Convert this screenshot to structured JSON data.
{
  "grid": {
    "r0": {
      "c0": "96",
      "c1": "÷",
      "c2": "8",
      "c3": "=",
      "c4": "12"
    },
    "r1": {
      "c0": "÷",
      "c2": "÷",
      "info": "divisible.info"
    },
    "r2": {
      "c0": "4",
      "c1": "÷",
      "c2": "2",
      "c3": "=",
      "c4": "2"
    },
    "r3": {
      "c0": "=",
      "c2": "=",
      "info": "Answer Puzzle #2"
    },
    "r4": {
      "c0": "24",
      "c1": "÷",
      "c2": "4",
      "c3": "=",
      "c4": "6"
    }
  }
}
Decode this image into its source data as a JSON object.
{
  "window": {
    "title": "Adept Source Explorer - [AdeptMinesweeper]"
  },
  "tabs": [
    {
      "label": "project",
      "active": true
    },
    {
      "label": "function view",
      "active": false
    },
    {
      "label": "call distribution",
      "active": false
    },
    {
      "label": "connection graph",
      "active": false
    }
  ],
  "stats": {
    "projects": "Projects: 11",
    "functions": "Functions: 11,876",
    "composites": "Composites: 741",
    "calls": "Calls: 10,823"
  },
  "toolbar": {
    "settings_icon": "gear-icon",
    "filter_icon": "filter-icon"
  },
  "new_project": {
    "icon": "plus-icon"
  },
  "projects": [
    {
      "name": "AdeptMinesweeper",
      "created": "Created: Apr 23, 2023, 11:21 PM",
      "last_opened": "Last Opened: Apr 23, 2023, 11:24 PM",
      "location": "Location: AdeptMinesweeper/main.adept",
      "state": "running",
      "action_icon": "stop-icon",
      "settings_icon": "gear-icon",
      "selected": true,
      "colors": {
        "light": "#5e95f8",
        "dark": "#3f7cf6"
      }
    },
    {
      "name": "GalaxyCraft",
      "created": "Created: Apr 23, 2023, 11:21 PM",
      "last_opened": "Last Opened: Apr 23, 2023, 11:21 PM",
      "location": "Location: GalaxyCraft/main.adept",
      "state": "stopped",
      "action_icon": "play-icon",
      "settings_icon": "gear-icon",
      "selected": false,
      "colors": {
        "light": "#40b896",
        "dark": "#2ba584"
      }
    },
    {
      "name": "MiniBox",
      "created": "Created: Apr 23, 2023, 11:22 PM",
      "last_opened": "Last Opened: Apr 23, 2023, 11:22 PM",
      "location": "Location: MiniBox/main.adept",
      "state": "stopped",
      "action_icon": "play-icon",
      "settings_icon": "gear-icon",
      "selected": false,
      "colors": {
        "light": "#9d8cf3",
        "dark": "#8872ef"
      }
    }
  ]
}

•••

Instruction. Filter the records above for lines containing the word "name", and copy those lines.

Correct result.
      "name": "AdeptMinesweeper",
      "name": "GalaxyCraft",
      "name": "MiniBox",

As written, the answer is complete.